→ SHORT TASK
Copy, from the entries below, each line in which the string "mean" appears.

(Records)

◇ ◇ ◇

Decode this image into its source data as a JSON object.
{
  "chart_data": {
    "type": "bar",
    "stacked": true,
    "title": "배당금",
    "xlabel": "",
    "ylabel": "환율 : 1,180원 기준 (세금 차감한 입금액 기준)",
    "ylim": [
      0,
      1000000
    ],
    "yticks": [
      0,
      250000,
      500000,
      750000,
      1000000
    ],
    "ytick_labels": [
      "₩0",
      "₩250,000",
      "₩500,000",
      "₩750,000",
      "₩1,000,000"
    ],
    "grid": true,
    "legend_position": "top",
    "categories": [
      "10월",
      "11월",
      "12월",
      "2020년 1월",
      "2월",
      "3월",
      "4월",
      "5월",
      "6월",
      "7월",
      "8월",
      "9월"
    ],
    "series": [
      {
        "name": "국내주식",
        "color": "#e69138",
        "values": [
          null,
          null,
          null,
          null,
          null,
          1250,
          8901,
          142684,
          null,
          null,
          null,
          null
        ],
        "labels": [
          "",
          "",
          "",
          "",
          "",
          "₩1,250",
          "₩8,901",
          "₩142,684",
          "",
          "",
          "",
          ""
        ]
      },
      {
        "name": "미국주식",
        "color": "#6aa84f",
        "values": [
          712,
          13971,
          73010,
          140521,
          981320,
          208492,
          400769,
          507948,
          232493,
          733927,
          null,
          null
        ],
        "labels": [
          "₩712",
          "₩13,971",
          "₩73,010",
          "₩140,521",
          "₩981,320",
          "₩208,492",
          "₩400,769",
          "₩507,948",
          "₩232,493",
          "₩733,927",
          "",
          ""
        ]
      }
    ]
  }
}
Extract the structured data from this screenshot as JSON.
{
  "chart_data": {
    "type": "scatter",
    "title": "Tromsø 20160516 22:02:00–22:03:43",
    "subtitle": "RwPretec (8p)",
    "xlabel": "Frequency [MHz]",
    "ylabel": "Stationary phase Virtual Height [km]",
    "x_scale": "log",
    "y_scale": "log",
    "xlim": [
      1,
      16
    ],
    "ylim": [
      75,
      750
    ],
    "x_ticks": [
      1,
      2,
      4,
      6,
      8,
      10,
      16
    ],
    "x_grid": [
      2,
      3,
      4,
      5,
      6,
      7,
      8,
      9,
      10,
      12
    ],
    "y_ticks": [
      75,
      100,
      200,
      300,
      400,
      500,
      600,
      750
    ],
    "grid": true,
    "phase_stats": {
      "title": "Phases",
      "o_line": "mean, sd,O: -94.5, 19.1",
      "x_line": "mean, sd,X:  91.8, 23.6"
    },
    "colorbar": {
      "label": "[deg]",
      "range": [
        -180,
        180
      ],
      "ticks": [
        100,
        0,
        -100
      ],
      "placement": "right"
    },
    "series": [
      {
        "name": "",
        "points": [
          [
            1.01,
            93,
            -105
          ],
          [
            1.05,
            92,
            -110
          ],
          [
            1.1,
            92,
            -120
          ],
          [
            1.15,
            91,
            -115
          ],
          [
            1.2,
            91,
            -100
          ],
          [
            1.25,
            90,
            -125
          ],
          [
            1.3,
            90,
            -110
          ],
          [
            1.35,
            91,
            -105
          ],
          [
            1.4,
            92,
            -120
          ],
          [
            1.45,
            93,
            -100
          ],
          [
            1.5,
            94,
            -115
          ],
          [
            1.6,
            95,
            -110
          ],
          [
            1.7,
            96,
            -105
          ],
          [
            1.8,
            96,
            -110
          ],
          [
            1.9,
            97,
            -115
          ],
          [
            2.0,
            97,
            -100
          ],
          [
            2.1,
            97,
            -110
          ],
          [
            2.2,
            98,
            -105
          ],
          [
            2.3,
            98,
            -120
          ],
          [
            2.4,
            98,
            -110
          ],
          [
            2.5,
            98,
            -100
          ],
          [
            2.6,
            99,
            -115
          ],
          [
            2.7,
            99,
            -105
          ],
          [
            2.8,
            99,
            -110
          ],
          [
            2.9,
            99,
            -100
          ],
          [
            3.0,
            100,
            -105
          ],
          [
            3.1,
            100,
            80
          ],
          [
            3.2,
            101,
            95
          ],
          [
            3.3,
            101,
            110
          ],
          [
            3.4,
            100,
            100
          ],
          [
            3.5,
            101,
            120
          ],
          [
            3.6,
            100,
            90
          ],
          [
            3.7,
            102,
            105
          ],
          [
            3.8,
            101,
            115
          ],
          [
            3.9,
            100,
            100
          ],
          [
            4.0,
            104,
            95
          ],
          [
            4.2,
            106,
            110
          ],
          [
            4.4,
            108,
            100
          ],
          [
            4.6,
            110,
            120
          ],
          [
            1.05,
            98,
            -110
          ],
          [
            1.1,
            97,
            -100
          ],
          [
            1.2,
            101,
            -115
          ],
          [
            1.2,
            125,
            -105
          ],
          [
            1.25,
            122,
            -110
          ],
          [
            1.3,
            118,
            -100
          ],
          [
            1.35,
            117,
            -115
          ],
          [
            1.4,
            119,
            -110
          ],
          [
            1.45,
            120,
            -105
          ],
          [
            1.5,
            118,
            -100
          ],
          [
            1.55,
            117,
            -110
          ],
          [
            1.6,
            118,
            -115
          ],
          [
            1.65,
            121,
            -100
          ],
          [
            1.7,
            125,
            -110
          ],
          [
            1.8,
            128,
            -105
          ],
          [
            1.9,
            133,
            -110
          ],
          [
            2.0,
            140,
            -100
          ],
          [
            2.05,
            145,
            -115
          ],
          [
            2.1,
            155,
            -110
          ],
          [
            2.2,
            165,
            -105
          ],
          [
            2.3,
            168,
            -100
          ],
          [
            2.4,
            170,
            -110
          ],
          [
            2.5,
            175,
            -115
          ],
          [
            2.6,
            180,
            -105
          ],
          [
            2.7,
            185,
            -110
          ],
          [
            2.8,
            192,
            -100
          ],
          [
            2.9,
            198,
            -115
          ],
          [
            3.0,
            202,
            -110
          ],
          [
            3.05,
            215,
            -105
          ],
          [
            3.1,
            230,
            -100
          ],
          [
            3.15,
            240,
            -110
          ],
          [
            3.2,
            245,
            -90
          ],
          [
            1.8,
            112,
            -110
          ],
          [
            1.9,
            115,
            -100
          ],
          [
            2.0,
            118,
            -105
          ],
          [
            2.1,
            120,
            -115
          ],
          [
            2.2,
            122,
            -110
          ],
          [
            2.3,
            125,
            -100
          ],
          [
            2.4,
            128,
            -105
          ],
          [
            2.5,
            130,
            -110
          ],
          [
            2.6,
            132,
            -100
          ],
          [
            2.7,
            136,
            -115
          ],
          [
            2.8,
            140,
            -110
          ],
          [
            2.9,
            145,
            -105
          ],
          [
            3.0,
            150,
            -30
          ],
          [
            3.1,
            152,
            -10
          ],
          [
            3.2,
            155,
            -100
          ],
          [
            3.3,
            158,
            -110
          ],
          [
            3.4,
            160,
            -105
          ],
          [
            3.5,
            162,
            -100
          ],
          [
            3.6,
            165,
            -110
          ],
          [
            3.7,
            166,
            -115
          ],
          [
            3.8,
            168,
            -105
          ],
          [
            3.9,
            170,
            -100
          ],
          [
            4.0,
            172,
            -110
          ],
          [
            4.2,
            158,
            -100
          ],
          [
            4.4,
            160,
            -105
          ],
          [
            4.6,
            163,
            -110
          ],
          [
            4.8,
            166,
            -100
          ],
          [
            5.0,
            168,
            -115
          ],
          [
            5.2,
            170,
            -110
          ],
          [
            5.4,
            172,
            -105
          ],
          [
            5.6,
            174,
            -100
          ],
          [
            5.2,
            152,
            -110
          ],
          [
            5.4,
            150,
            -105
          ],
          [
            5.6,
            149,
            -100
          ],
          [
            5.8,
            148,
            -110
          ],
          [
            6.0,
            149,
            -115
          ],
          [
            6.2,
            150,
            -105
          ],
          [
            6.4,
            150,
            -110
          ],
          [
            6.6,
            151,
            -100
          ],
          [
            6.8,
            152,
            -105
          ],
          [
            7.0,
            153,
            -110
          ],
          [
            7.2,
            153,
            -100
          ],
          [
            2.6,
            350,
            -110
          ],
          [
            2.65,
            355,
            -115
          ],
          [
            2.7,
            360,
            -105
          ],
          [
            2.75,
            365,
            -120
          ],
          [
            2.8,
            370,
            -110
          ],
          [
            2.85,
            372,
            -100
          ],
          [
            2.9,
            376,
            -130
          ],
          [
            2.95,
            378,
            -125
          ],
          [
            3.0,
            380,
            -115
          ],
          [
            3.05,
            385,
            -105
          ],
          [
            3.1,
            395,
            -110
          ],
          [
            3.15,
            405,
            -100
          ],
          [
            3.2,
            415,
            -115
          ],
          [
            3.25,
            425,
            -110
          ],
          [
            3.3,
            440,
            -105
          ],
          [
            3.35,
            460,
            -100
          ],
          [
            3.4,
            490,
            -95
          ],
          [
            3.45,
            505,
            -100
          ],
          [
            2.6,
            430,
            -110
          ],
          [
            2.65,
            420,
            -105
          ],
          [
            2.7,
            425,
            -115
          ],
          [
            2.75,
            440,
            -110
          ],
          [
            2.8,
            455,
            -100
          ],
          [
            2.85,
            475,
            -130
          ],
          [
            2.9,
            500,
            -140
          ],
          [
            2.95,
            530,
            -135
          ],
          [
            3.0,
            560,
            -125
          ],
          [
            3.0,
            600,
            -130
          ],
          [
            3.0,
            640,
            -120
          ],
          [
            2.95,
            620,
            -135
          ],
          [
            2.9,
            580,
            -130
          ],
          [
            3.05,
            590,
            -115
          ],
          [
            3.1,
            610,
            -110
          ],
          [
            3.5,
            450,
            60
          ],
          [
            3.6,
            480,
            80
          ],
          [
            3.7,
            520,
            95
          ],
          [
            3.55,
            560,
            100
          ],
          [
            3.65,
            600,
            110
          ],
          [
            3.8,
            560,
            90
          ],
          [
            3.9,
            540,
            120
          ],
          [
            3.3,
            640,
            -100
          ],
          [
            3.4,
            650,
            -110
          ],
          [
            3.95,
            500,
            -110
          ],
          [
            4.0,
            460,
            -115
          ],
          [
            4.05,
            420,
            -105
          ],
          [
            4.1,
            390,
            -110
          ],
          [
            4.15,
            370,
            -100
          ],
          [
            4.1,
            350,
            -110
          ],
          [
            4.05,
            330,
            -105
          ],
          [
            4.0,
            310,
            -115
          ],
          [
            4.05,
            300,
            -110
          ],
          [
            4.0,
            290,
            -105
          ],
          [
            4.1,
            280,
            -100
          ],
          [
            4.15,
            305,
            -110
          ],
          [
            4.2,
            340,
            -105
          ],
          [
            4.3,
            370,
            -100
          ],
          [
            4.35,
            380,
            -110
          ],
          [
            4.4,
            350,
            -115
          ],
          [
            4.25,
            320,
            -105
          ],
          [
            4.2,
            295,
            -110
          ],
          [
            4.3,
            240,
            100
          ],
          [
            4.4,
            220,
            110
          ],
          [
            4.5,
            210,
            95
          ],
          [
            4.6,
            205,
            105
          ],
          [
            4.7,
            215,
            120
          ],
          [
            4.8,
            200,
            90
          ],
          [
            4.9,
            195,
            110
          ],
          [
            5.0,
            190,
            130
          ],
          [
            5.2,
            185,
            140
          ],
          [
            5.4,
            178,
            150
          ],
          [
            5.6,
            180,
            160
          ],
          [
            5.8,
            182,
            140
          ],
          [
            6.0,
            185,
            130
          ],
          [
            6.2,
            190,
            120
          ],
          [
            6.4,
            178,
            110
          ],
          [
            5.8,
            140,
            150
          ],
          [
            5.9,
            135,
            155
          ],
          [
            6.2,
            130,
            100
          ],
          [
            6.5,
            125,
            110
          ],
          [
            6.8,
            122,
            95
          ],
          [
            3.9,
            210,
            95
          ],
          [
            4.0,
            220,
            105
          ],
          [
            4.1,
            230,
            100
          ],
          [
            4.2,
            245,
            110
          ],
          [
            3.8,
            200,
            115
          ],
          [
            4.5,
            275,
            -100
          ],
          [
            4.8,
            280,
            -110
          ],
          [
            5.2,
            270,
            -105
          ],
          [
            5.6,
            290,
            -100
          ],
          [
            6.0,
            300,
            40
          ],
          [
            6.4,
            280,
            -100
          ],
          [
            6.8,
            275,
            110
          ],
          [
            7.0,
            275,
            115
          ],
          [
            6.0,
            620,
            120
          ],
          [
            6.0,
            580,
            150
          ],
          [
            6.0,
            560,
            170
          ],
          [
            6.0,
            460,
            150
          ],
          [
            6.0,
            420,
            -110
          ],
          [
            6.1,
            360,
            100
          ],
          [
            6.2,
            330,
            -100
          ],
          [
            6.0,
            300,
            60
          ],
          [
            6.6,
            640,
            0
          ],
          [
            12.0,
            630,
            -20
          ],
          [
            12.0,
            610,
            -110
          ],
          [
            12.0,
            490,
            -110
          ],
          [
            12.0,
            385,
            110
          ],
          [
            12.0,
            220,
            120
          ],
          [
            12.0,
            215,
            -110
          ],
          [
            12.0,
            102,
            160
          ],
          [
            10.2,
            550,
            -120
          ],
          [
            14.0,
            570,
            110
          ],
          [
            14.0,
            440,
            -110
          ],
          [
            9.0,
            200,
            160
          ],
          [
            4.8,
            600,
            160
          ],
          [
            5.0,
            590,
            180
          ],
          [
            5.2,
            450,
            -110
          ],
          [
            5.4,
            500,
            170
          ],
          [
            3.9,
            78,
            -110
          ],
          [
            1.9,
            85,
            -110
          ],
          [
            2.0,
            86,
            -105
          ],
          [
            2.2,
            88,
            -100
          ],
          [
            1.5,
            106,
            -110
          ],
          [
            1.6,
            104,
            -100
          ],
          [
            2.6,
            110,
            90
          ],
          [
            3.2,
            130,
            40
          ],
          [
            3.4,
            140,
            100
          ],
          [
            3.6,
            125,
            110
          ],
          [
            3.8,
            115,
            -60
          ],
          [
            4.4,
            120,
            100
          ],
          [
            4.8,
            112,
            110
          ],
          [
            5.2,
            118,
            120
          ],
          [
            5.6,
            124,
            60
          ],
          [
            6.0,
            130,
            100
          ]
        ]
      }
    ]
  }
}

◇ ◇ ◇

→ WRITTEN SOLUTION
      "o_line": "mean, sd,O: -94.5, 19.1",
      "x_line": "mean, sd,X:  91.8, 23.6"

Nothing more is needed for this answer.